◆ SHORT TASK
Give the listing again character for character, but drop the images.

(Collected data entries)
----

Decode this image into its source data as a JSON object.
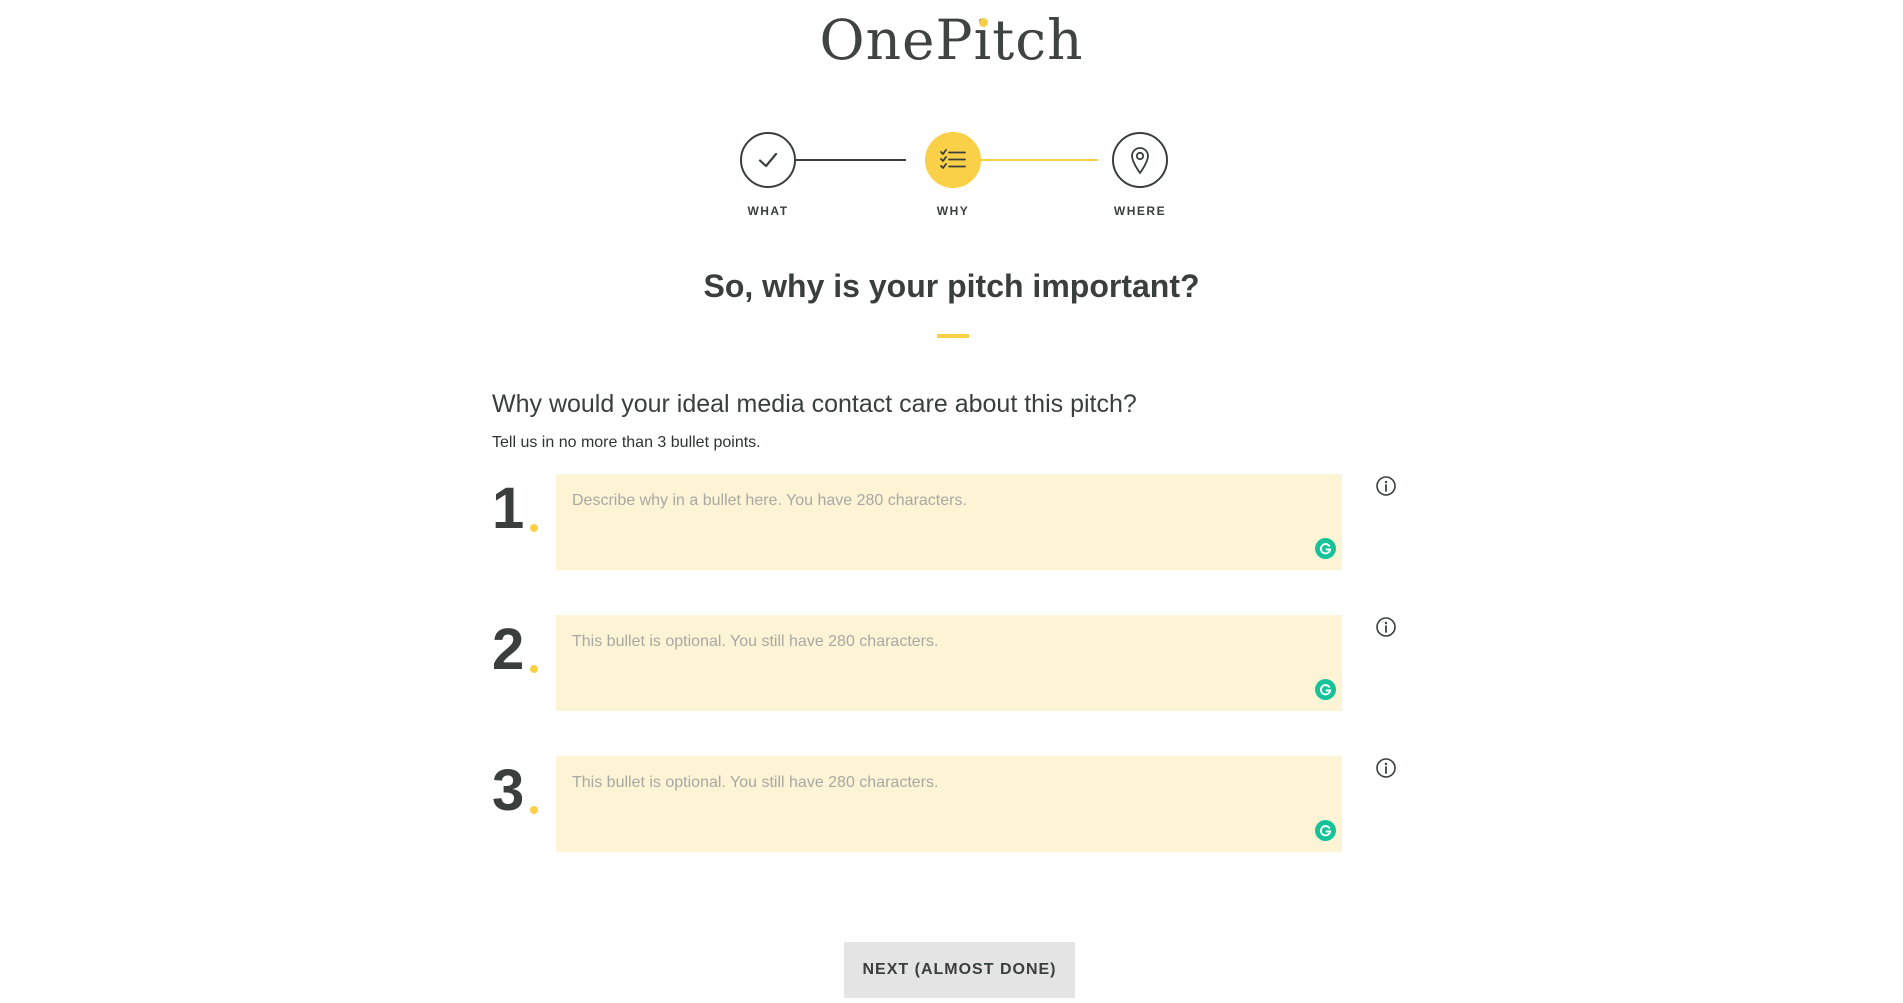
{
  "logo": {
    "text_before_i": "OneP",
    "i": "i",
    "text_after_i": "tch"
  },
  "colors": {
    "accent": "#f9d048",
    "field_bg": "#fdf4d6",
    "text": "#3a3f3d",
    "grammarly": "#15c39a",
    "button_bg": "#e4e4e4"
  },
  "stepper": {
    "steps": [
      {
        "label": "WHAT",
        "icon": "check-icon",
        "state": "complete"
      },
      {
        "label": "WHY",
        "icon": "checklist-icon",
        "state": "active"
      },
      {
        "label": "WHERE",
        "icon": "map-pin-icon",
        "state": "upcoming"
      }
    ]
  },
  "main": {
    "heading": "So, why is your pitch important?",
    "question": "Why would your ideal media contact care about this pitch?",
    "hint": "Tell us in no more than 3 bullet points."
  },
  "bullets": [
    {
      "number": "1",
      "placeholder": "Describe why in a bullet here. You have 280 characters.",
      "value": ""
    },
    {
      "number": "2",
      "placeholder": "This bullet is optional. You still have 280 characters.",
      "value": ""
    },
    {
      "number": "3",
      "placeholder": "This bullet is optional. You still have 280 characters.",
      "value": ""
    }
  ],
  "actions": {
    "next_label": "NEXT (ALMOST DONE)"
  }
}
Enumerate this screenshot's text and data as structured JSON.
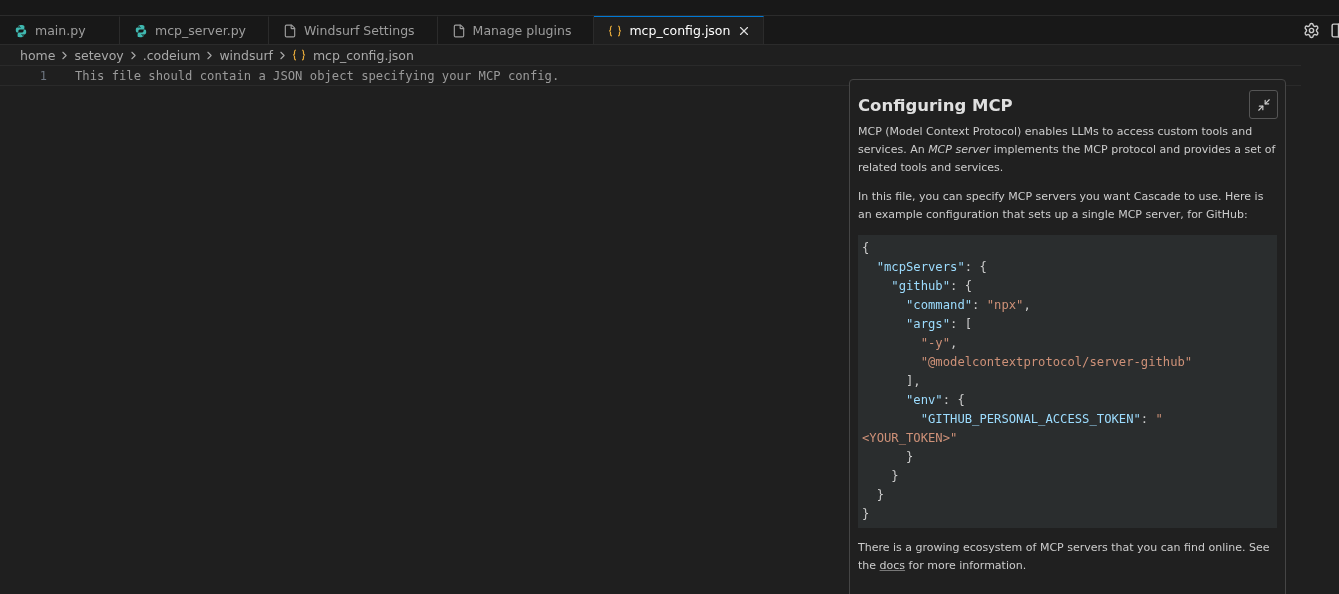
{
  "tabs": [
    {
      "label": "main.py",
      "kind": "python",
      "selected": false,
      "closable": false
    },
    {
      "label": "mcp_server.py",
      "kind": "python",
      "selected": false,
      "closable": false
    },
    {
      "label": "Windsurf Settings",
      "kind": "file",
      "selected": false,
      "closable": false
    },
    {
      "label": "Manage plugins",
      "kind": "file",
      "selected": false,
      "closable": false
    },
    {
      "label": "mcp_config.json",
      "kind": "json",
      "selected": true,
      "closable": true
    }
  ],
  "breadcrumb": [
    {
      "label": "home",
      "kind": "folder"
    },
    {
      "label": "setevoy",
      "kind": "folder"
    },
    {
      "label": ".codeium",
      "kind": "folder"
    },
    {
      "label": "windsurf",
      "kind": "folder"
    },
    {
      "label": "mcp_config.json",
      "kind": "json"
    }
  ],
  "editor": {
    "lines": [
      {
        "number": "1",
        "text": "This file should contain a JSON object specifying your MCP config."
      }
    ]
  },
  "panel": {
    "title": "Configuring MCP",
    "paragraphs": [
      "MCP (Model Context Protocol) enables LLMs to access custom tools and services. An *MCP server* implements the MCP protocol and provides a set of related tools and services.",
      "In this file, you can specify MCP servers you want Cascade to use. Here is an example configuration that sets up a single MCP server, for GitHub:"
    ],
    "code": [
      [
        {
          "kind": "punct",
          "text": "{"
        }
      ],
      [
        {
          "kind": "key",
          "text": "  \"mcpServers\""
        },
        {
          "kind": "punct",
          "text": ": {"
        }
      ],
      [
        {
          "kind": "key",
          "text": "    \"github\""
        },
        {
          "kind": "punct",
          "text": ": {"
        }
      ],
      [
        {
          "kind": "key",
          "text": "      \"command\""
        },
        {
          "kind": "punct",
          "text": ": "
        },
        {
          "kind": "string",
          "text": "\"npx\""
        },
        {
          "kind": "punct",
          "text": ","
        }
      ],
      [
        {
          "kind": "key",
          "text": "      \"args\""
        },
        {
          "kind": "punct",
          "text": ": ["
        }
      ],
      [
        {
          "kind": "string",
          "text": "        \"-y\""
        },
        {
          "kind": "punct",
          "text": ","
        }
      ],
      [
        {
          "kind": "string",
          "text": "        \"@modelcontextprotocol/server-github\""
        }
      ],
      [
        {
          "kind": "punct",
          "text": "      ],"
        }
      ],
      [
        {
          "kind": "key",
          "text": "      \"env\""
        },
        {
          "kind": "punct",
          "text": ": {"
        }
      ],
      [
        {
          "kind": "key",
          "text": "        \"GITHUB_PERSONAL_ACCESS_TOKEN\""
        },
        {
          "kind": "punct",
          "text": ": "
        },
        {
          "kind": "string",
          "text": "\""
        }
      ],
      [
        {
          "kind": "string",
          "text": "<YOUR_TOKEN>\""
        }
      ],
      [
        {
          "kind": "punct",
          "text": "      }"
        }
      ],
      [
        {
          "kind": "punct",
          "text": "    }"
        }
      ],
      [
        {
          "kind": "punct",
          "text": "  }"
        }
      ],
      [
        {
          "kind": "punct",
          "text": "}"
        }
      ]
    ],
    "footer": [
      {
        "kind": "text",
        "text": "There is a growing ecosystem of MCP servers that you can find online. See the "
      },
      {
        "kind": "link",
        "text": "docs"
      },
      {
        "kind": "text",
        "text": " for more information."
      }
    ]
  }
}
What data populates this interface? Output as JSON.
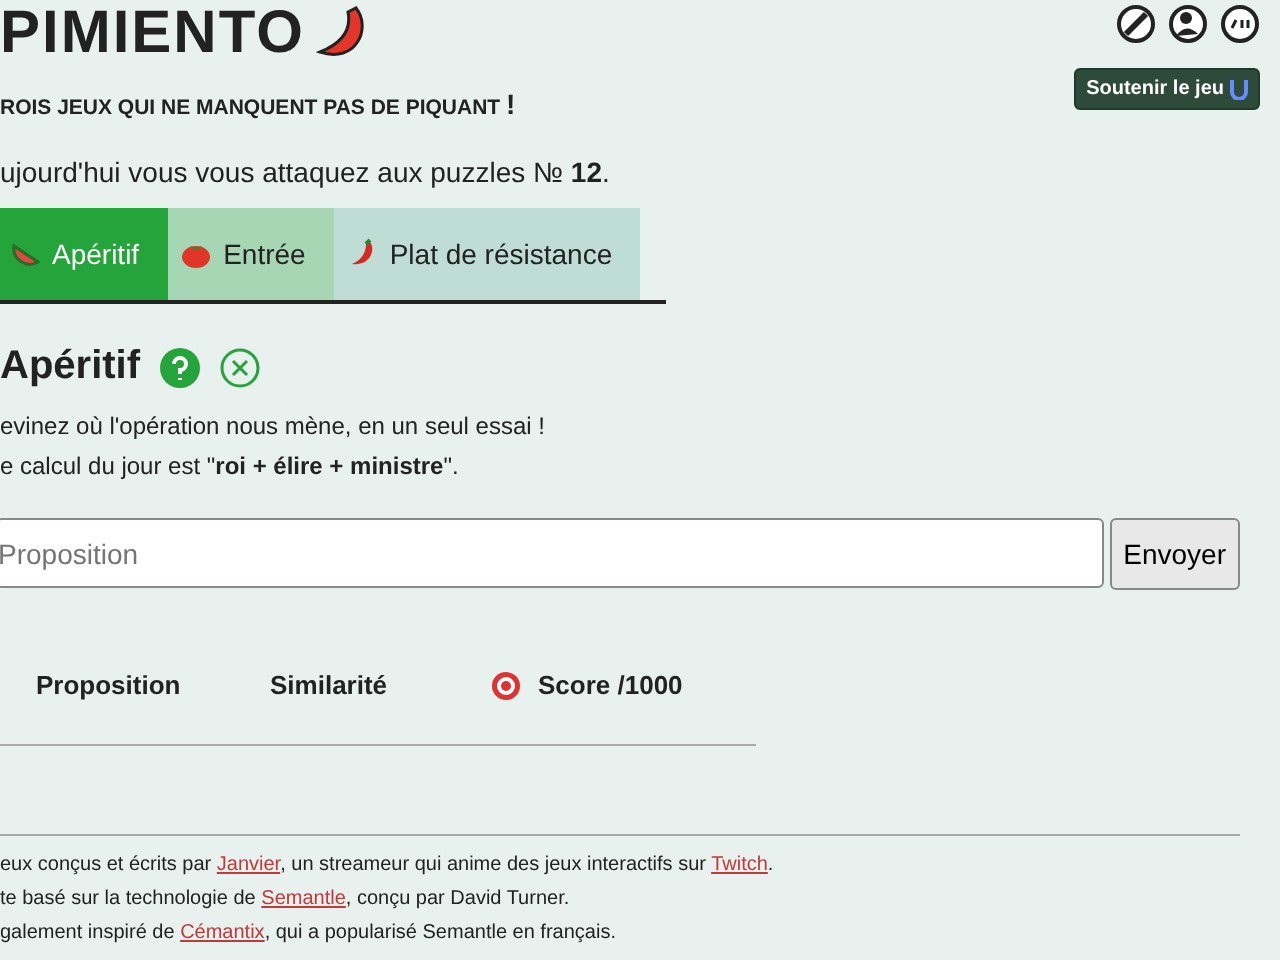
{
  "header": {
    "title": "PIMIENTO",
    "tagline": "ROIS JEUX QUI NE MANQUENT PAS DE PIQUANT",
    "tagline_mark": "!",
    "support_button": "Soutenir le jeu"
  },
  "intro": {
    "text": "ujourd'hui vous vous attaquez aux puzzles № **12**."
  },
  "tabs": [
    {
      "label": "Apéritif",
      "kind": "watermelon",
      "selected": true
    },
    {
      "label": "Entrée",
      "kind": "tomato",
      "selected": false
    },
    {
      "label": "Plat de résistance",
      "kind": "pepper",
      "selected": false
    }
  ],
  "puzzle": {
    "title": "Apéritif",
    "lines": [
      "evinez où l'opération nous mène, en un seul essai !",
      "e calcul du jour est \"**roi + élire + ministre**\"."
    ]
  },
  "form": {
    "placeholder": "Proposition",
    "button": "Envoyer"
  },
  "table": {
    "columns": [
      "Proposition",
      "Similarité",
      "Score /1000"
    ]
  },
  "footer": [
    [
      {
        "kind": "text",
        "text": "eux conçus et écrits par "
      },
      {
        "kind": "link",
        "text": "Janvier"
      },
      {
        "kind": "text",
        "text": ", un streameur qui anime des jeux interactifs sur "
      },
      {
        "kind": "link",
        "text": "Twitch"
      },
      {
        "kind": "text",
        "text": "."
      }
    ],
    [
      {
        "kind": "text",
        "text": "te basé sur la technologie de "
      },
      {
        "kind": "link",
        "text": "Semantle"
      },
      {
        "kind": "text",
        "text": ", conçu par David Turner."
      }
    ],
    [
      {
        "kind": "text",
        "text": "galement inspiré de "
      },
      {
        "kind": "link",
        "text": "Cémantix"
      },
      {
        "kind": "text",
        "text": ", qui a popularisé Semantle en français."
      }
    ]
  ]
}
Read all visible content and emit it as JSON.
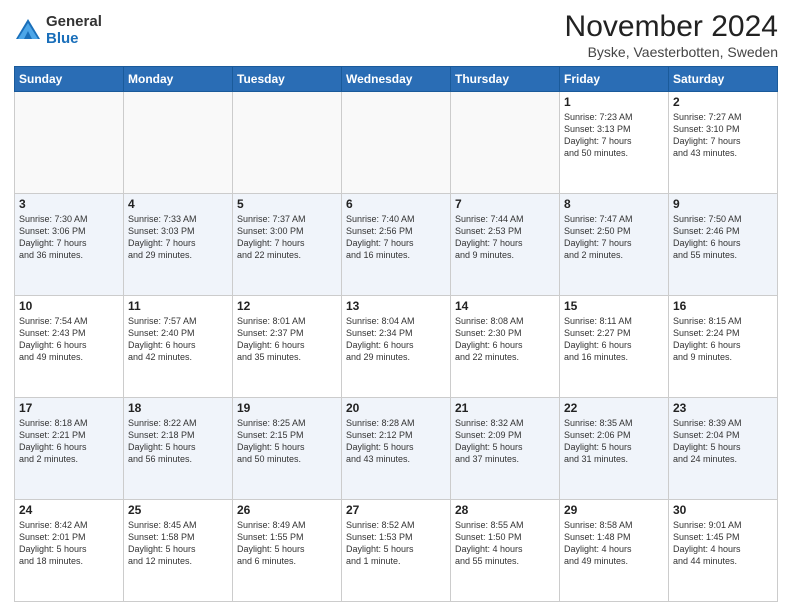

----

◆ RESULT
Decode this image into its source data as a JSON object.
{
  "logo": {
    "text_before_i": "OneP",
    "i": "i",
    "text_after_i": "tch"
  },
  "colors": {
    "accent": "#f9d048",
    "field_bg": "#fdf4d6",
    "text": "#3a3f3d",
    "grammarly": "#15c39a",
    "button_bg": "#e4e4e4"
  },
  "stepper": {
    "steps": [
      {
        "label": "WHAT",
        "icon": "check-icon",
        "state": "complete"
      },
      {
        "label": "WHY",
        "icon": "checklist-icon",
        "state": "active"
      },
      {
        "label": "WHERE",
        "icon": "map-pin-icon",
        "state": "upcoming"
      }
    ]
  },
  "main": {
    "heading": "So, why is your pitch important?",
    "question": "Why would your ideal media contact care about this pitch?",
    "hint": "Tell us in no more than 3 bullet points."
  },
  "bullets": [
    {
      "number": "1",
      "placeholder": "Describe why in a bullet here. You have 280 characters.",
      "value": ""
    },
    {
      "number": "2",
      "placeholder": "This bullet is optional. You still have 280 characters.",
      "value": ""
    },
    {
      "number": "3",
      "placeholder": "This bullet is optional. You still have 280 characters.",
      "value": ""
    }
  ],
  "actions": {
    "next_label": "NEXT (ALMOST DONE)"
  }
}
Enumerate this screenshot's text and data as structured JSON.
{
  "tabs": [
    {
      "label": "main.py",
      "kind": "python",
      "selected": false,
      "closable": false
    },
    {
      "label": "mcp_server.py",
      "kind": "python",
      "selected": false,
      "closable": false
    },
    {
      "label": "Windsurf Settings",
      "kind": "file",
      "selected": false,
      "closable": false
    },
    {
      "label": "Manage plugins",
      "kind": "file",
      "selected": false,
      "closable": false
    },
    {
      "label": "mcp_config.json",
      "kind": "json",
      "selected": true,
      "closable": true
    }
  ],
  "breadcrumb": [
    {
      "label": "home",
      "kind": "folder"
    },
    {
      "label": "setevoy",
      "kind": "folder"
    },
    {
      "label": ".codeium",
      "kind": "folder"
    },
    {
      "label": "windsurf",
      "kind": "folder"
    },
    {
      "label": "mcp_config.json",
      "kind": "json"
    }
  ],
  "editor": {
    "lines": [
      {
        "number": "1",
        "text": "This file should contain a JSON object specifying your MCP config."
      }
    ]
  },
  "panel": {
    "title": "Configuring MCP",
    "paragraphs": [
      "MCP (Model Context Protocol) enables LLMs to access custom tools and services. An *MCP server* implements the MCP protocol and provides a set of related tools and services.",
      "In this file, you can specify MCP servers you want Cascade to use. Here is an example configuration that sets up a single MCP server, for GitHub:"
    ],
    "code": [
      [
        {
          "kind": "punct",
          "text": "{"
        }
      ],
      [
        {
          "kind": "key",
          "text": "  \"mcpServers\""
        },
        {
          "kind": "punct",
          "text": ": {"
        }
      ],
      [
        {
          "kind": "key",
          "text": "    \"github\""
        },
        {
          "kind": "punct",
          "text": ": {"
        }
      ],
      [
        {
          "kind": "key",
          "text": "      \"command\""
        },
        {
          "kind": "punct",
          "text": ": "
        },
        {
          "kind": "string",
          "text": "\"npx\""
        },
        {
          "kind": "punct",
          "text": ","
        }
      ],
      [
        {
          "kind": "key",
          "text": "      \"args\""
        },
        {
          "kind": "punct",
          "text": ": ["
        }
      ],
      [
        {
          "kind": "string",
          "text": "        \"-y\""
        },
        {
          "kind": "punct",
          "text": ","
        }
      ],
      [
        {
          "kind": "string",
          "text": "        \"@modelcontextprotocol/server-github\""
        }
      ],
      [
        {
          "kind": "punct",
          "text": "      ],"
        }
      ],
      [
        {
          "kind": "key",
          "text": "      \"env\""
        },
        {
          "kind": "punct",
          "text": ": {"
        }
      ],
      [
        {
          "kind": "key",
          "text": "        \"GITHUB_PERSONAL_ACCESS_TOKEN\""
        },
        {
          "kind": "punct",
          "text": ": "
        },
        {
          "kind": "string",
          "text": "\""
        }
      ],
      [
        {
          "kind": "string",
          "text": "<YOUR_TOKEN>\""
        }
      ],
      [
        {
          "kind": "punct",
          "text": "      }"
        }
      ],
      [
        {
          "kind": "punct",
          "text": "    }"
        }
      ],
      [
        {
          "kind": "punct",
          "text": "  }"
        }
      ],
      [
        {
          "kind": "punct",
          "text": "}"
        }
      ]
    ],
    "footer": [
      {
        "kind": "text",
        "text": "There is a growing ecosystem of MCP servers that you can find online. See the "
      },
      {
        "kind": "link",
        "text": "docs"
      },
      {
        "kind": "text",
        "text": " for more information."
      }
    ]
  }
}
What data populates this interface? Output as JSON.
{
  "header": {
    "title": "PIMIENTO",
    "tagline": "ROIS JEUX QUI NE MANQUENT PAS DE PIQUANT",
    "tagline_mark": "!",
    "support_button": "Soutenir le jeu"
  },
  "intro": {
    "text": "ujourd'hui vous vous attaquez aux puzzles № **12**."
  },
  "tabs": [
    {
      "label": "Apéritif",
      "kind": "watermelon",
      "selected": true
    },
    {
      "label": "Entrée",
      "kind": "tomato",
      "selected": false
    },
    {
      "label": "Plat de résistance",
      "kind": "pepper",
      "selected": false
    }
  ],
  "puzzle": {
    "title": "Apéritif",
    "lines": [
      "evinez où l'opération nous mène, en un seul essai !",
      "e calcul du jour est \"**roi + élire + ministre**\"."
    ]
  },
  "form": {
    "placeholder": "Proposition",
    "button": "Envoyer"
  },
  "table": {
    "columns": [
      "Proposition",
      "Similarité",
      "Score /1000"
    ]
  },
  "footer": [
    [
      {
        "kind": "text",
        "text": "eux conçus et écrits par "
      },
      {
        "kind": "link",
        "text": "Janvier"
      },
      {
        "kind": "text",
        "text": ", un streameur qui anime des jeux interactifs sur "
      },
      {
        "kind": "link",
        "text": "Twitch"
      },
      {
        "kind": "text",
        "text": "."
      }
    ],
    [
      {
        "kind": "text",
        "text": "te basé sur la technologie de "
      },
      {
        "kind": "link",
        "text": "Semantle"
      },
      {
        "kind": "text",
        "text": ", conçu par David Turner."
      }
    ],
    [
      {
        "kind": "text",
        "text": "galement inspiré de "
      },
      {
        "kind": "link",
        "text": "Cémantix"
      },
      {
        "kind": "text",
        "text": ", qui a popularisé Semantle en français."
      }
    ]
  ]
}
Read all visible content and emit it as JSON.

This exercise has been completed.